Text segment Start Marker

And of course, the thing about dying,--how we're all gonna die, and how most of us don't much think about that until we are faced with an imminent threat, like colon cancer (the thing that turned out okay that forced me to consider my mortality), or breast cancer (the thing that has hit a couple of my friends in the last couple of years, and thus far, they are surviving), or lung cancer (the thing that has hit a very kind acquaintance of mine, and she will not be okay--first it was six weeks with no intervention, and then, six months or so with chemo meant mostly to make her comfortable and maybe give her a little more time with her family)--that thing, our reluctance to think about our own mortality, it's a common reluctance, I assume.

Maybe I've done more thinking than most about death and dying, and what my life might be worth. In other words, what price might I be willing to pay to survive, even for an extra month or two? How hard would I fight? What would be the last things I'd need/want to do if I were faced with a fatal diagnosis and had a tight time frame? Who would I thank? Who would I want to spend some uninterrupted time with? Who would I want to help me navigate that passage? These are all questions I've considered and I have pieces of my answers sketched out in my head. I'm ready, if I have any advance warning of my impending demise. I suppose the next good question might be "How am I going to fully live before I die?" I already know I will die, it's just a matter of when will I die, and what will I do with the time I still have?

Text segment End Marker
Information given Start Marker

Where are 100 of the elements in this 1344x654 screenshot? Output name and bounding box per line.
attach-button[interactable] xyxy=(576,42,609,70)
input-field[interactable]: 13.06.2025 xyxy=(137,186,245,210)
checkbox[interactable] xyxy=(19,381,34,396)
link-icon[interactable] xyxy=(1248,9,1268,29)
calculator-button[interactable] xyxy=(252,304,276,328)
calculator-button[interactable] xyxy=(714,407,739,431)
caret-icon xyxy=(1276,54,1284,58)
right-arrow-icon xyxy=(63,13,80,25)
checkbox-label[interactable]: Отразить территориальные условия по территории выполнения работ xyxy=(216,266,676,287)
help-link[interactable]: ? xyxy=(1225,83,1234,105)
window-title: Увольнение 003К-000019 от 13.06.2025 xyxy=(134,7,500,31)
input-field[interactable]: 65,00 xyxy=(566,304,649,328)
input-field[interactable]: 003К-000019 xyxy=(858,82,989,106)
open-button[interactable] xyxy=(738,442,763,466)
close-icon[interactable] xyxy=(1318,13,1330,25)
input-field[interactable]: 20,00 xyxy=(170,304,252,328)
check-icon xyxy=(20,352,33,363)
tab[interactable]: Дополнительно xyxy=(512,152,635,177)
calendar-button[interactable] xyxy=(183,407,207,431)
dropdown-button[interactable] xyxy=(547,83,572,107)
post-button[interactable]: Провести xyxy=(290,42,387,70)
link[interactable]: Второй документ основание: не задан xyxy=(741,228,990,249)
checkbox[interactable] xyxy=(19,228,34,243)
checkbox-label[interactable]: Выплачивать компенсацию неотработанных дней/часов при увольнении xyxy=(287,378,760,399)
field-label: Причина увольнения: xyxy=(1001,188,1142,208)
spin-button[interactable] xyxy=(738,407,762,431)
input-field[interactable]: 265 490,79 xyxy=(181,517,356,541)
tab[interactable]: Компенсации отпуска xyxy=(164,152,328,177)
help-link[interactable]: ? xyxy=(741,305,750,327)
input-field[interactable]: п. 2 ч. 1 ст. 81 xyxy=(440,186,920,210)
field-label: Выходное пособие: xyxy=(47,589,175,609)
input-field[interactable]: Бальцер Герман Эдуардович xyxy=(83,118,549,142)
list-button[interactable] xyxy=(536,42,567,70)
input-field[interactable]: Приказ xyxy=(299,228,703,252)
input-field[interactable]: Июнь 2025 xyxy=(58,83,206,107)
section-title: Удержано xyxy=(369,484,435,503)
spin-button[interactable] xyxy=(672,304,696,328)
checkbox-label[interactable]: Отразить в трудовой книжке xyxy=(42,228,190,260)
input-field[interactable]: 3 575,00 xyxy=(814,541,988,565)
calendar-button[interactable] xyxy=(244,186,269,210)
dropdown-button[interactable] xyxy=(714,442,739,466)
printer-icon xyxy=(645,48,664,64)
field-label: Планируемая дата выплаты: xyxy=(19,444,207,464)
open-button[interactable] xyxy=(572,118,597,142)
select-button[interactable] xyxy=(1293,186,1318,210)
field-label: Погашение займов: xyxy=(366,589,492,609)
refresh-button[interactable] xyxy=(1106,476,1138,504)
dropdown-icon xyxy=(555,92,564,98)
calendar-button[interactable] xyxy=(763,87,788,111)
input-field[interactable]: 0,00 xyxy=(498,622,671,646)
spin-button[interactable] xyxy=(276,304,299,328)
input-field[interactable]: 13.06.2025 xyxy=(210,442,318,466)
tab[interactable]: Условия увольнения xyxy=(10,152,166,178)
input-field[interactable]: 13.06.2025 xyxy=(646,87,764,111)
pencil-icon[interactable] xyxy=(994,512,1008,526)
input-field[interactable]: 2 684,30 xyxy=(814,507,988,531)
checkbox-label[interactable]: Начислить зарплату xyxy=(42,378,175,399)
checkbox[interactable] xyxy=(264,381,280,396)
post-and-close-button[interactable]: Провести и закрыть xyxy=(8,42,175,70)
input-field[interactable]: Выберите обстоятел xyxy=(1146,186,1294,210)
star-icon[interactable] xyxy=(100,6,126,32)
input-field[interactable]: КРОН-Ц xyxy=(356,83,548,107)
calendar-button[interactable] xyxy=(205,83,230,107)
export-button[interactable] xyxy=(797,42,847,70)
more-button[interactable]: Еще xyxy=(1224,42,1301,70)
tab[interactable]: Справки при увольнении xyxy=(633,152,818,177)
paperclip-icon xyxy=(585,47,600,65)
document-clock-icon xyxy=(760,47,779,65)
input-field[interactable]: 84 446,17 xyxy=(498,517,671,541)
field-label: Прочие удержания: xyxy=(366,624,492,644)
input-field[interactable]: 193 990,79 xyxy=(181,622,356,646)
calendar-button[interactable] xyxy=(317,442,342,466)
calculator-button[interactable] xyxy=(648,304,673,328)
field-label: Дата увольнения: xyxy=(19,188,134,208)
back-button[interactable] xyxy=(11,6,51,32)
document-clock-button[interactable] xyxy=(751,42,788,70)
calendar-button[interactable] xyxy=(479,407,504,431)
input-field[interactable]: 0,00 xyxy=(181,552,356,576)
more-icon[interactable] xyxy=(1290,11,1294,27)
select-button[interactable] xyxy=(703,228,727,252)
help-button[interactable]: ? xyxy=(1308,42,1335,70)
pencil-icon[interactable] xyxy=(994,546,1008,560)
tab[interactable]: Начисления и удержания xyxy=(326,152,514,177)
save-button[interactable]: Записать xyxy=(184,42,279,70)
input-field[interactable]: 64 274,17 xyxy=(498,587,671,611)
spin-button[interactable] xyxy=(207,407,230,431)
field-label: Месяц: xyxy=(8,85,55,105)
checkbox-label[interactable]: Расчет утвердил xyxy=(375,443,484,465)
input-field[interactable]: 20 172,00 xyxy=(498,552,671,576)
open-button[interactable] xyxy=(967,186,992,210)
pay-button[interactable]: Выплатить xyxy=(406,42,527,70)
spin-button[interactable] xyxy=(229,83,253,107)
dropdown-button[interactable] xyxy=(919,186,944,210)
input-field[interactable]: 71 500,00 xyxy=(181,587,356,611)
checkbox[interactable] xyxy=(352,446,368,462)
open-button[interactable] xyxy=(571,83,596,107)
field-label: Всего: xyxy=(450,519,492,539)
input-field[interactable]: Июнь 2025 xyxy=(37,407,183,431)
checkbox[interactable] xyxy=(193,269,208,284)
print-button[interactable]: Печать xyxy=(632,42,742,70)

Information given End Marker

**Goal of the exercise**
Retype the part of the passage on mortality starting at "Maybe I've done" and ending at "I still have?". These items were drawn from a separate source unrelated to the passage on mortality.

**The completed task**
Maybe I've done more thinking than most about death and dying, and what my life might be worth. In other words, what price might I be willing to pay to survive, even for an extra month or two? How hard would I fight? What would be the last things I'd need/want to do if I were faced with a fatal diagnosis and had a tight time frame? Who would I thank? Who would I want to spend some uninterrupted time with? Who would I want to help me navigate that passage? These are all questions I've considered and I have pieces of my answers sketched out in my head. I'm ready, if I have any advance warning of my impending demise. I suppose the next good question might be "How am I going to fully live before I die?" I already know I will die, it's just a matter of when will I die, and what will I do with the time I still have?